- Aim
Some lines in the records below may hold the word "flag"; give the number of those lines and nothing else.

(Dataset records on visual material)
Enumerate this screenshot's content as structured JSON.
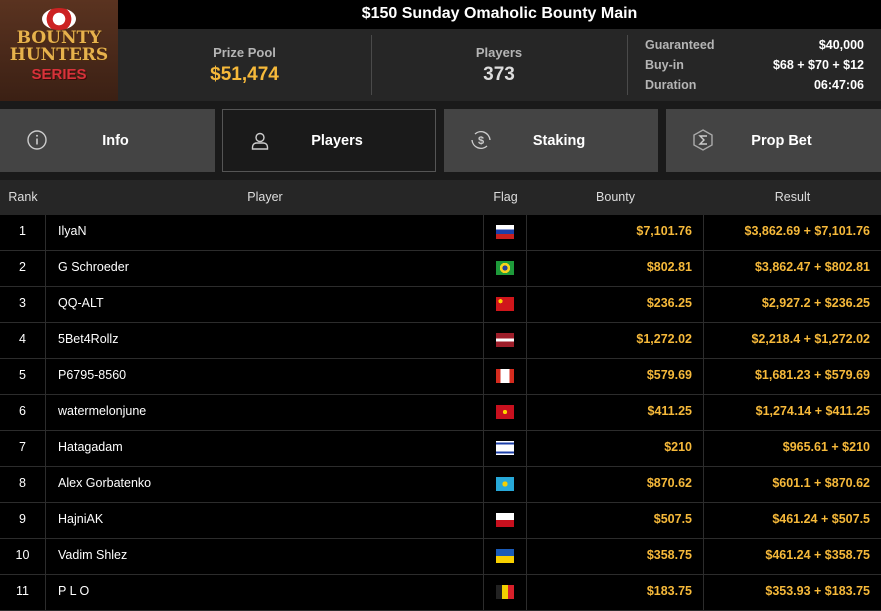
{
  "title": "$150 Sunday Omaholic Bounty Main",
  "logo": {
    "line1": "BOUNTY",
    "line2": "HUNTERS",
    "line3": "SERIES"
  },
  "stats": {
    "prize_pool_label": "Prize Pool",
    "prize_pool": "$51,474",
    "players_label": "Players",
    "players": "373"
  },
  "details": [
    {
      "label": "Guaranteed",
      "value": "$40,000"
    },
    {
      "label": "Buy-in",
      "value": "$68 + $70 + $12"
    },
    {
      "label": "Duration",
      "value": "06:47:06"
    }
  ],
  "tabs": [
    {
      "label": "Info",
      "icon": "info-icon"
    },
    {
      "label": "Players",
      "icon": "user-icon",
      "active": true
    },
    {
      "label": "Staking",
      "icon": "dollar-cycle-icon"
    },
    {
      "label": "Prop Bet",
      "icon": "prop-bet-hexagon-icon"
    }
  ],
  "columns": {
    "rank": "Rank",
    "player": "Player",
    "flag": "Flag",
    "bounty": "Bounty",
    "result": "Result"
  },
  "colors": {
    "accent": "#f6b93a",
    "header_bg": "#262626",
    "tab_bg": "#444444"
  },
  "rows": [
    {
      "rank": "1",
      "player": "IlyaN",
      "flag": "RU",
      "bounty": "$7,101.76",
      "result": "$3,862.69 + $7,101.76"
    },
    {
      "rank": "2",
      "player": "G Schroeder",
      "flag": "BR",
      "bounty": "$802.81",
      "result": "$3,862.47 + $802.81"
    },
    {
      "rank": "3",
      "player": "QQ-ALT",
      "flag": "CN",
      "bounty": "$236.25",
      "result": "$2,927.2 + $236.25"
    },
    {
      "rank": "4",
      "player": "5Bet4Rollz",
      "flag": "LV",
      "bounty": "$1,272.02",
      "result": "$2,218.4 + $1,272.02"
    },
    {
      "rank": "5",
      "player": "P6795-8560",
      "flag": "CA",
      "bounty": "$579.69",
      "result": "$1,681.23 + $579.69"
    },
    {
      "rank": "6",
      "player": "watermelonjune",
      "flag": "VN",
      "bounty": "$411.25",
      "result": "$1,274.14 + $411.25"
    },
    {
      "rank": "7",
      "player": "Hatagadam",
      "flag": "IL",
      "bounty": "$210",
      "result": "$965.61 + $210"
    },
    {
      "rank": "8",
      "player": "Alex Gorbatenko",
      "flag": "KZ",
      "bounty": "$870.62",
      "result": "$601.1 + $870.62"
    },
    {
      "rank": "9",
      "player": "HajniAK",
      "flag": "PL",
      "bounty": "$507.5",
      "result": "$461.24 + $507.5"
    },
    {
      "rank": "10",
      "player": "Vadim Shlez",
      "flag": "UA",
      "bounty": "$358.75",
      "result": "$461.24 + $358.75"
    },
    {
      "rank": "11",
      "player": "P L O",
      "flag": "BE",
      "bounty": "$183.75",
      "result": "$353.93 + $183.75"
    }
  ]
}
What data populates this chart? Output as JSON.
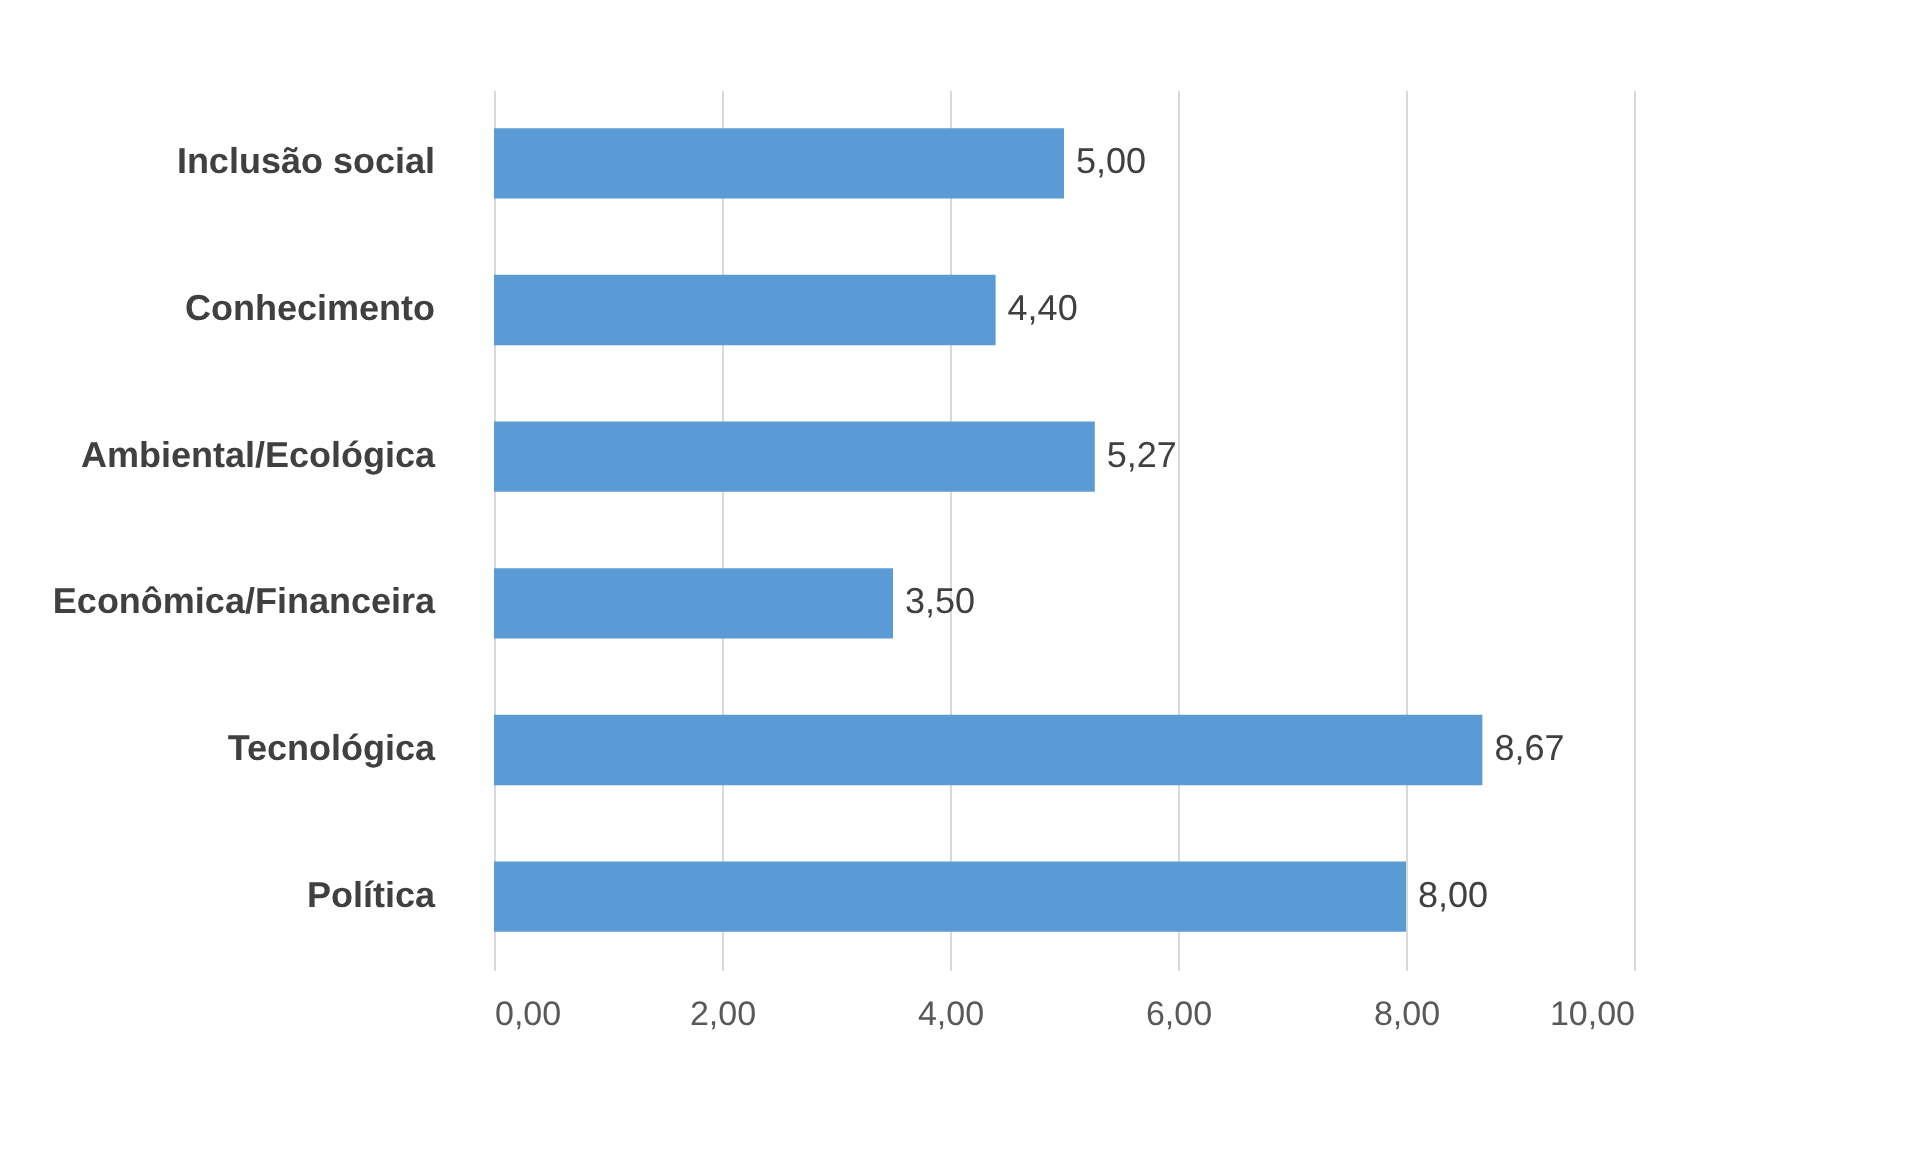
{
  "chart_data": {
    "type": "bar",
    "orientation": "horizontal",
    "categories": [
      "Inclusão social",
      "Conhecimento",
      "Ambiental/Ecológica",
      "Econômica/Financeira",
      "Tecnológica",
      "Política"
    ],
    "values": [
      5.0,
      4.4,
      5.27,
      3.5,
      8.67,
      8.0
    ],
    "value_labels": [
      "5,00",
      "4,40",
      "5,27",
      "3,50",
      "8,67",
      "8,00"
    ],
    "color": "#5b9bd5",
    "xlim": [
      0,
      10
    ],
    "xticks": [
      {
        "value": 0,
        "label": "0,00"
      },
      {
        "value": 2,
        "label": "2,00"
      },
      {
        "value": 4,
        "label": "4,00"
      },
      {
        "value": 6,
        "label": "6,00"
      },
      {
        "value": 8,
        "label": "8,00"
      },
      {
        "value": 10,
        "label": "10,00"
      }
    ],
    "grid": "x"
  }
}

- Answer to the exercise
12